To be done: Count the lines below that contain the word "Light" and give only the number.

>> begin

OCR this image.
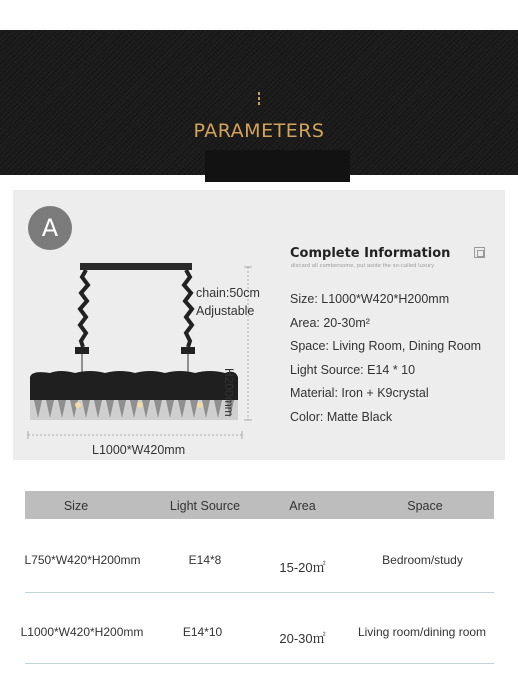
PARAMETERS
A
chain:50cm
Adjustable
H200mm
L1000*W420mm
Complete Information
discard all cumbersome, put aside the so-called luxury
Size: L1000*W420*H200mm
Area: 20-30m²
Space: Living Room, Dining Room
Light Source: E14 * 10
Material: Iron + K9crystal
Color: Matte Black
Size	Light Source	Area	Space
L750*W420*H200mm	E14*8	15-20㎡	Bedroom/study
L1000*W420*H200mm	E14*10	20-30㎡	Living room/dining room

>> end

Response to this exercise: 2